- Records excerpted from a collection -

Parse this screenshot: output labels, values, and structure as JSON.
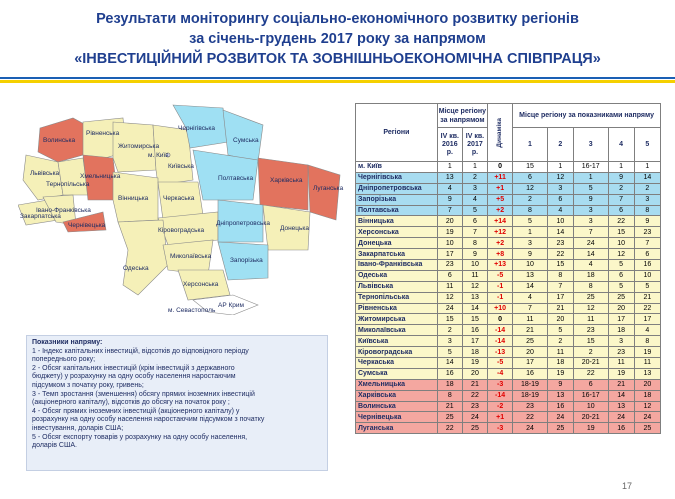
{
  "title": {
    "line1": "Результати моніторингу соціально-економічного розвитку регіонів",
    "line2": "за січень-грудень 2017 року за напрямом",
    "line3": "«ІНВЕСТИЦІЙНИЙ РОЗВИТОК ТА ЗОВНІШНЬОЕКОНОМІЧНА СПІВПРАЦЯ»"
  },
  "map": {
    "labels": {
      "volynska": "Волинська",
      "rivnenska": "Рівненська",
      "chernihivska": "Чернігівська",
      "sumska": "Сумська",
      "lvivska": "Львівська",
      "zhytomyrska": "Житомирська",
      "kyiv": "м. Київ",
      "kyivska": "Київська",
      "kharkivska": "Харківська",
      "luhanska": "Луганська",
      "ternopilska": "Тернопільська",
      "khmelnytska": "Хмельницька",
      "poltavska": "Полтавська",
      "ivanofrankivska": "Івано-Франківська",
      "vinnytska": "Вінницька",
      "cherkaska": "Черкаська",
      "zakarpatska": "Закарпатська",
      "chernivetska": "Чернівецька",
      "kirovohradska": "Кіровоградська",
      "dnipropetrovska": "Дніпропетровська",
      "donetska": "Донецька",
      "mykolaivska": "Миколаївська",
      "zaporizka": "Запорізька",
      "odeska": "Одеська",
      "khersonska": "Херсонська",
      "ark": "АР Крим",
      "sevastopol": "м. Севастополь"
    }
  },
  "legend": {
    "heading": "Показники напряму:",
    "items": [
      "1 - Індекс капітальних інвестицій, відсотків до відповідного періоду",
      "попереднього року;",
      "2 - Обсяг капітальних інвестицій (крім інвестицій з державного",
      "бюджету) у розрахунку на одну особу населення наростаючим",
      "підсумком з початку року, гривень;",
      "3 - Темп зростання (зменшення) обсягу прямих іноземних інвестицій",
      "(акціонерного капіталу), відсотків до обсягу на початок року ;",
      "4 - Обсяг прямих іноземних інвестицій (акціонерного капіталу) у",
      "розрахунку на одну особу населення наростаючим підсумком з початку",
      "інвестування, доларів США;",
      "5 - Обсяг експорту товарів у розрахунку на одну особу населення,",
      "доларів США."
    ]
  },
  "table": {
    "headers": {
      "regions": "Регіони",
      "place_group": "Місце регіону за напрямом",
      "q4_2016": "IV кв. 2016 р.",
      "q4_2017": "IV кв. 2017 р.",
      "dynamics": "Динаміка",
      "indicators_group": "Місце регіону за показниками напряму",
      "ind": [
        "1",
        "2",
        "3",
        "4",
        "5"
      ]
    },
    "rows": [
      {
        "region": "м. Київ",
        "p16": "1",
        "p17": "1",
        "dyn": "0",
        "c1": "15",
        "c2": "1",
        "c3": "16-17",
        "c4": "1",
        "c5": "1",
        "color": "#ffffff"
      },
      {
        "region": "Чернігівська",
        "p16": "13",
        "p17": "2",
        "dyn": "+11",
        "c1": "6",
        "c2": "12",
        "c3": "1",
        "c4": "9",
        "c5": "14",
        "color": "#a8dcf0"
      },
      {
        "region": "Дніпропетровська",
        "p16": "4",
        "p17": "3",
        "dyn": "+1",
        "c1": "12",
        "c2": "3",
        "c3": "5",
        "c4": "2",
        "c5": "2",
        "color": "#a8dcf0"
      },
      {
        "region": "Запорізька",
        "p16": "9",
        "p17": "4",
        "dyn": "+5",
        "c1": "2",
        "c2": "6",
        "c3": "9",
        "c4": "7",
        "c5": "3",
        "color": "#a8dcf0"
      },
      {
        "region": "Полтавська",
        "p16": "7",
        "p17": "5",
        "dyn": "+2",
        "c1": "8",
        "c2": "4",
        "c3": "3",
        "c4": "6",
        "c5": "8",
        "color": "#a8dcf0"
      },
      {
        "region": "Вінницька",
        "p16": "20",
        "p17": "6",
        "dyn": "+14",
        "c1": "5",
        "c2": "10",
        "c3": "3",
        "c4": "22",
        "c5": "9",
        "color": "#fbf7c9"
      },
      {
        "region": "Херсонська",
        "p16": "19",
        "p17": "7",
        "dyn": "+12",
        "c1": "1",
        "c2": "14",
        "c3": "7",
        "c4": "15",
        "c5": "23",
        "color": "#fbf7c9"
      },
      {
        "region": "Донецька",
        "p16": "10",
        "p17": "8",
        "dyn": "+2",
        "c1": "3",
        "c2": "23",
        "c3": "24",
        "c4": "10",
        "c5": "7",
        "color": "#fbf7c9"
      },
      {
        "region": "Закарпатська",
        "p16": "17",
        "p17": "9",
        "dyn": "+8",
        "c1": "9",
        "c2": "22",
        "c3": "14",
        "c4": "12",
        "c5": "6",
        "color": "#fbf7c9"
      },
      {
        "region": "Івано-Франківська",
        "p16": "23",
        "p17": "10",
        "dyn": "+13",
        "c1": "10",
        "c2": "15",
        "c3": "4",
        "c4": "5",
        "c5": "16",
        "color": "#fbf7c9"
      },
      {
        "region": "Одеська",
        "p16": "6",
        "p17": "11",
        "dyn": "-5",
        "c1": "13",
        "c2": "8",
        "c3": "18",
        "c4": "6",
        "c5": "10",
        "color": "#fbf7c9"
      },
      {
        "region": "Львівська",
        "p16": "11",
        "p17": "12",
        "dyn": "-1",
        "c1": "14",
        "c2": "7",
        "c3": "8",
        "c4": "5",
        "c5": "5",
        "color": "#fbf7c9"
      },
      {
        "region": "Тернопільська",
        "p16": "12",
        "p17": "13",
        "dyn": "-1",
        "c1": "4",
        "c2": "17",
        "c3": "25",
        "c4": "25",
        "c5": "21",
        "color": "#fbf7c9"
      },
      {
        "region": "Рівненська",
        "p16": "24",
        "p17": "14",
        "dyn": "+10",
        "c1": "7",
        "c2": "21",
        "c3": "12",
        "c4": "20",
        "c5": "22",
        "color": "#fbf7c9"
      },
      {
        "region": "Житомирська",
        "p16": "15",
        "p17": "15",
        "dyn": "0",
        "c1": "11",
        "c2": "20",
        "c3": "11",
        "c4": "17",
        "c5": "17",
        "color": "#fbf7c9"
      },
      {
        "region": "Миколаївська",
        "p16": "2",
        "p17": "16",
        "dyn": "-14",
        "c1": "21",
        "c2": "5",
        "c3": "23",
        "c4": "18",
        "c5": "4",
        "color": "#fbf7c9"
      },
      {
        "region": "Київська",
        "p16": "3",
        "p17": "17",
        "dyn": "-14",
        "c1": "25",
        "c2": "2",
        "c3": "15",
        "c4": "3",
        "c5": "8",
        "color": "#fbf7c9"
      },
      {
        "region": "Кіровоградська",
        "p16": "5",
        "p17": "18",
        "dyn": "-13",
        "c1": "20",
        "c2": "11",
        "c3": "2",
        "c4": "23",
        "c5": "19",
        "color": "#fbf7c9"
      },
      {
        "region": "Черкаська",
        "p16": "14",
        "p17": "19",
        "dyn": "-5",
        "c1": "17",
        "c2": "18",
        "c3": "20-21",
        "c4": "11",
        "c5": "11",
        "color": "#fbf7c9"
      },
      {
        "region": "Сумська",
        "p16": "16",
        "p17": "20",
        "dyn": "-4",
        "c1": "16",
        "c2": "19",
        "c3": "22",
        "c4": "19",
        "c5": "13",
        "color": "#fbf7c9"
      },
      {
        "region": "Хмельницька",
        "p16": "18",
        "p17": "21",
        "dyn": "-3",
        "c1": "18-19",
        "c2": "9",
        "c3": "6",
        "c4": "21",
        "c5": "20",
        "color": "#f4a7a0"
      },
      {
        "region": "Харківська",
        "p16": "8",
        "p17": "22",
        "dyn": "-14",
        "c1": "18-19",
        "c2": "13",
        "c3": "16-17",
        "c4": "14",
        "c5": "18",
        "color": "#f4a7a0"
      },
      {
        "region": "Волинська",
        "p16": "21",
        "p17": "23",
        "dyn": "-2",
        "c1": "23",
        "c2": "16",
        "c3": "10",
        "c4": "13",
        "c5": "12",
        "color": "#f4a7a0"
      },
      {
        "region": "Чернівецька",
        "p16": "25",
        "p17": "24",
        "dyn": "+1",
        "c1": "22",
        "c2": "24",
        "c3": "20-21",
        "c4": "24",
        "c5": "24",
        "color": "#f4a7a0"
      },
      {
        "region": "Луганська",
        "p16": "22",
        "p17": "25",
        "dyn": "-3",
        "c1": "24",
        "c2": "25",
        "c3": "19",
        "c4": "16",
        "c5": "25",
        "color": "#f4a7a0"
      }
    ]
  },
  "page_number": "17",
  "colors": {
    "title": "#1f3f8f",
    "top_group": "#a8dcf0",
    "mid_group": "#fbf7c9",
    "bottom_group": "#f4a7a0",
    "map_red": "#e2735e",
    "map_blue": "#9fe0f3",
    "map_yellow": "#f5f0b8"
  }
}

- EXERCISE BRIEF -
For each line above that contains the word "підсумком", copy that line.

- THE COMPLETED TASK -
      "підсумком з початку року, гривень;",
      "розрахунку на одну особу населення наростаючим підсумком з початку",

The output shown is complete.